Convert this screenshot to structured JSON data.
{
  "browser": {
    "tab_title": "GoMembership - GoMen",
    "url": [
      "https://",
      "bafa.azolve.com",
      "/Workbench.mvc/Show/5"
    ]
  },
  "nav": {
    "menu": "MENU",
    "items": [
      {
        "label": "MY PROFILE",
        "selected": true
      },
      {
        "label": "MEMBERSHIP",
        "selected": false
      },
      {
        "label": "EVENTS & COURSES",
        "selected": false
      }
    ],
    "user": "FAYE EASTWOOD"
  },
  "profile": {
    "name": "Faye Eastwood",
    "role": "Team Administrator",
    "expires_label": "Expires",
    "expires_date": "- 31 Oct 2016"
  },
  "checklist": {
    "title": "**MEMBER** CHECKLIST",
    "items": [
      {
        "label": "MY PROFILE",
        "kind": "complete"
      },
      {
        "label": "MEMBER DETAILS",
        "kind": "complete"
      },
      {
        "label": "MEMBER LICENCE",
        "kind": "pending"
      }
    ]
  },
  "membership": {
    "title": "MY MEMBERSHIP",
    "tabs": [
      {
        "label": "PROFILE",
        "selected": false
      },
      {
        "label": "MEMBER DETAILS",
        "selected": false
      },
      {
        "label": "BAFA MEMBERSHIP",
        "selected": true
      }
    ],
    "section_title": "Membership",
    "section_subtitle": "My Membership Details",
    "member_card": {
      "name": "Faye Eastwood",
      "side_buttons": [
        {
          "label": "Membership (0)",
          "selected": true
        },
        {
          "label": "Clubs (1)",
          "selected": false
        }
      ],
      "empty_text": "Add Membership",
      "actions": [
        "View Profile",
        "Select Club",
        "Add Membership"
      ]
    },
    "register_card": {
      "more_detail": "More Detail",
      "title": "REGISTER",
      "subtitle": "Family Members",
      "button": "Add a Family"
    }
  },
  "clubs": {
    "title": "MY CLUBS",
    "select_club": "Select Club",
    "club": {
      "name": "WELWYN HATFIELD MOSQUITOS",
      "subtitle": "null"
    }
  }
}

================

[The exercise]
Select every line where the word "name" occurs.

[Answer to the problem]
    "name": "Faye Eastwood",
      "name": "Faye Eastwood",
      "name": "WELWYN HATFIELD MOSQUITOS",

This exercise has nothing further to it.